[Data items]
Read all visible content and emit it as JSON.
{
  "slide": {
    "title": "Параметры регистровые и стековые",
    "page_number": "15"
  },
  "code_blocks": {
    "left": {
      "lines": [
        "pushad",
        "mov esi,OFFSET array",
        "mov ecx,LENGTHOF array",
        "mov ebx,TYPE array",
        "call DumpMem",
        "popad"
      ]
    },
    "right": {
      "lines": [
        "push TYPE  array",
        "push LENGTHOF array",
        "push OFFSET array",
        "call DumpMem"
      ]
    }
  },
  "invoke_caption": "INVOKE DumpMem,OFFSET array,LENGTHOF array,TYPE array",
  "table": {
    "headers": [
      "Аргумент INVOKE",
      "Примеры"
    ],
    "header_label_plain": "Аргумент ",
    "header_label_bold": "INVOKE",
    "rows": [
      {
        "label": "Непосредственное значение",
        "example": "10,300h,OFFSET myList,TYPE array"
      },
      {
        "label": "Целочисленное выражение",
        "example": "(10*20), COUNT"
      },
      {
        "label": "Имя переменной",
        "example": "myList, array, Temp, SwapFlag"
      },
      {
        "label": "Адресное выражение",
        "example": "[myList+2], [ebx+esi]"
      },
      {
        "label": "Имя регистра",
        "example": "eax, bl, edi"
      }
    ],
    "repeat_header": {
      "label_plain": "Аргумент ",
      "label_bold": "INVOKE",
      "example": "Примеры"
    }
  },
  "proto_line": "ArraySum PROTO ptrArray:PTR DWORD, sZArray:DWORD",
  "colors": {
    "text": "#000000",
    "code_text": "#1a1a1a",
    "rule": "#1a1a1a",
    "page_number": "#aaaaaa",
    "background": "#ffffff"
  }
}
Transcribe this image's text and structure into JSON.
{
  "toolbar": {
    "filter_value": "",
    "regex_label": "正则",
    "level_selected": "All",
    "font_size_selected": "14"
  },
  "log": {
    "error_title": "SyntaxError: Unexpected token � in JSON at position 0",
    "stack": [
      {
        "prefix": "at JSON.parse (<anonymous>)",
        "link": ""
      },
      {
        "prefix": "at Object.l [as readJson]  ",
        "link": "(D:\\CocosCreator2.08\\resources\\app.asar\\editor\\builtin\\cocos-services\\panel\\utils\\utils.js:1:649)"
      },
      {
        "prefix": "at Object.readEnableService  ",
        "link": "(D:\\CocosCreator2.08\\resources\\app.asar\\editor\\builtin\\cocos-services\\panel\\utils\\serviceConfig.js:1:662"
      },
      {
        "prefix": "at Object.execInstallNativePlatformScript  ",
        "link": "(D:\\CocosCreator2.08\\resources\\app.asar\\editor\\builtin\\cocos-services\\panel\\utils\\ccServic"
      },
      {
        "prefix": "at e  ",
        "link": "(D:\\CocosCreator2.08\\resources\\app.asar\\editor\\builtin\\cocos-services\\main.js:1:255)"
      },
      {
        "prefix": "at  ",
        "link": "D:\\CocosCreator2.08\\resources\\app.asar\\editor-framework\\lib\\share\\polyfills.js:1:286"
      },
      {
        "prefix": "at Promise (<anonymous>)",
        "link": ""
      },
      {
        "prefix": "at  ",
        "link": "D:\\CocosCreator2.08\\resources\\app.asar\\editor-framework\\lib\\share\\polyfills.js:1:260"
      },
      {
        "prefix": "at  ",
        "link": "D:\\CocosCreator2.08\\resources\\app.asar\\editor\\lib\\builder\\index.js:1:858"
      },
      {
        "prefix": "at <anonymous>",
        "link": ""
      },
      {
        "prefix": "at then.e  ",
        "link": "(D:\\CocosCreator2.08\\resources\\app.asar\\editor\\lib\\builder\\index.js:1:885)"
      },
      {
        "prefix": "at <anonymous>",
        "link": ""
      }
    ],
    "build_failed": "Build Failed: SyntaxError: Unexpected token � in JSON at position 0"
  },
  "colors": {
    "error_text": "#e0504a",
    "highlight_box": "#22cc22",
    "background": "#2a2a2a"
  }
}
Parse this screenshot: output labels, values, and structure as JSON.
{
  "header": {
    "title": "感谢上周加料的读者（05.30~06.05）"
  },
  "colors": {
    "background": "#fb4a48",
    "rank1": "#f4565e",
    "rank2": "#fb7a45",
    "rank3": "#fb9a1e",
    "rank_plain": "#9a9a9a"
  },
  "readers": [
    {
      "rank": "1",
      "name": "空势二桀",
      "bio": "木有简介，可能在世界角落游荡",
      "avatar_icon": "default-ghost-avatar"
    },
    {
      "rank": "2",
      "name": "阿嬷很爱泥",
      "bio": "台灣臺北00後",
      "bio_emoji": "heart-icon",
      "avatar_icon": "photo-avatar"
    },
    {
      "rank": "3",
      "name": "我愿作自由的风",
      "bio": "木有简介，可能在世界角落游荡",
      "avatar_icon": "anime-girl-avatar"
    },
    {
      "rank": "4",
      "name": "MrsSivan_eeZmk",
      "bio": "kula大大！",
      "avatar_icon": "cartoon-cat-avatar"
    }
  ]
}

What is being asked ▸ From the records above, extract each line exactly as shown.

Solution to the problem ▸
Read all visible content and emit it as JSON.
{
  "slide": {
    "title": "Параметры регистровые и стековые",
    "page_number": "15"
  },
  "code_blocks": {
    "left": {
      "lines": [
        "pushad",
        "mov esi,OFFSET array",
        "mov ecx,LENGTHOF array",
        "mov ebx,TYPE array",
        "call DumpMem",
        "popad"
      ]
    },
    "right": {
      "lines": [
        "push TYPE  array",
        "push LENGTHOF array",
        "push OFFSET array",
        "call DumpMem"
      ]
    }
  },
  "invoke_caption": "INVOKE DumpMem,OFFSET array,LENGTHOF array,TYPE array",
  "table": {
    "headers": [
      "Аргумент INVOKE",
      "Примеры"
    ],
    "header_label_plain": "Аргумент ",
    "header_label_bold": "INVOKE",
    "rows": [
      {
        "label": "Непосредственное значение",
        "example": "10,300h,OFFSET myList,TYPE array"
      },
      {
        "label": "Целочисленное выражение",
        "example": "(10*20), COUNT"
      },
      {
        "label": "Имя переменной",
        "example": "myList, array, Temp, SwapFlag"
      },
      {
        "label": "Адресное выражение",
        "example": "[myList+2], [ebx+esi]"
      },
      {
        "label": "Имя регистра",
        "example": "eax, bl, edi"
      }
    ],
    "repeat_header": {
      "label_plain": "Аргумент ",
      "label_bold": "INVOKE",
      "example": "Примеры"
    }
  },
  "proto_line": "ArraySum PROTO ptrArray:PTR DWORD, sZArray:DWORD",
  "colors": {
    "text": "#000000",
    "code_text": "#1a1a1a",
    "rule": "#1a1a1a",
    "page_number": "#aaaaaa",
    "background": "#ffffff"
  }
}
Transcribe this image's text and structure into JSON.
{
  "toolbar": {
    "filter_value": "",
    "regex_label": "正则",
    "level_selected": "All",
    "font_size_selected": "14"
  },
  "log": {
    "error_title": "SyntaxError: Unexpected token � in JSON at position 0",
    "stack": [
      {
        "prefix": "at JSON.parse (<anonymous>)",
        "link": ""
      },
      {
        "prefix": "at Object.l [as readJson]  ",
        "link": "(D:\\CocosCreator2.08\\resources\\app.asar\\editor\\builtin\\cocos-services\\panel\\utils\\utils.js:1:649)"
      },
      {
        "prefix": "at Object.readEnableService  ",
        "link": "(D:\\CocosCreator2.08\\resources\\app.asar\\editor\\builtin\\cocos-services\\panel\\utils\\serviceConfig.js:1:662"
      },
      {
        "prefix": "at Object.execInstallNativePlatformScript  ",
        "link": "(D:\\CocosCreator2.08\\resources\\app.asar\\editor\\builtin\\cocos-services\\panel\\utils\\ccServic"
      },
      {
        "prefix": "at e  ",
        "link": "(D:\\CocosCreator2.08\\resources\\app.asar\\editor\\builtin\\cocos-services\\main.js:1:255)"
      },
      {
        "prefix": "at  ",
        "link": "D:\\CocosCreator2.08\\resources\\app.asar\\editor-framework\\lib\\share\\polyfills.js:1:286"
      },
      {
        "prefix": "at Promise (<anonymous>)",
        "link": ""
      },
      {
        "prefix": "at  ",
        "link": "D:\\CocosCreator2.08\\resources\\app.asar\\editor-framework\\lib\\share\\polyfills.js:1:260"
      },
      {
        "prefix": "at  ",
        "link": "D:\\CocosCreator2.08\\resources\\app.asar\\editor\\lib\\builder\\index.js:1:858"
      },
      {
        "prefix": "at <anonymous>",
        "link": ""
      },
      {
        "prefix": "at then.e  ",
        "link": "(D:\\CocosCreator2.08\\resources\\app.asar\\editor\\lib\\builder\\index.js:1:885)"
      },
      {
        "prefix": "at <anonymous>",
        "link": ""
      }
    ],
    "build_failed": "Build Failed: SyntaxError: Unexpected token � in JSON at position 0"
  },
  "colors": {
    "error_text": "#e0504a",
    "highlight_box": "#22cc22",
    "background": "#2a2a2a"
  }
}
Parse this screenshot: output labels, values, and structure as JSON.
{
  "header": {
    "title": "感谢上周加料的读者（05.30~06.05）"
  },
  "colors": {
    "background": "#fb4a48",
    "rank1": "#f4565e",
    "rank2": "#fb7a45",
    "rank3": "#fb9a1e",
    "rank_plain": "#9a9a9a"
  },
  "readers": [
    {
      "rank": "1",
      "name": "空势二桀",
      "bio": "木有简介，可能在世界角落游荡",
      "avatar_icon": "default-ghost-avatar"
    },
    {
      "rank": "2",
      "name": "阿嬷很爱泥",
      "bio": "台灣臺北00後",
      "bio_emoji": "heart-icon",
      "avatar_icon": "photo-avatar"
    },
    {
      "rank": "3",
      "name": "我愿作自由的风",
      "bio": "木有简介，可能在世界角落游荡",
      "avatar_icon": "anime-girl-avatar"
    },
    {
      "rank": "4",
      "name": "MrsSivan_eeZmk",
      "bio": "kula大大！",
      "avatar_icon": "cartoon-cat-avatar"
    }
  ]
}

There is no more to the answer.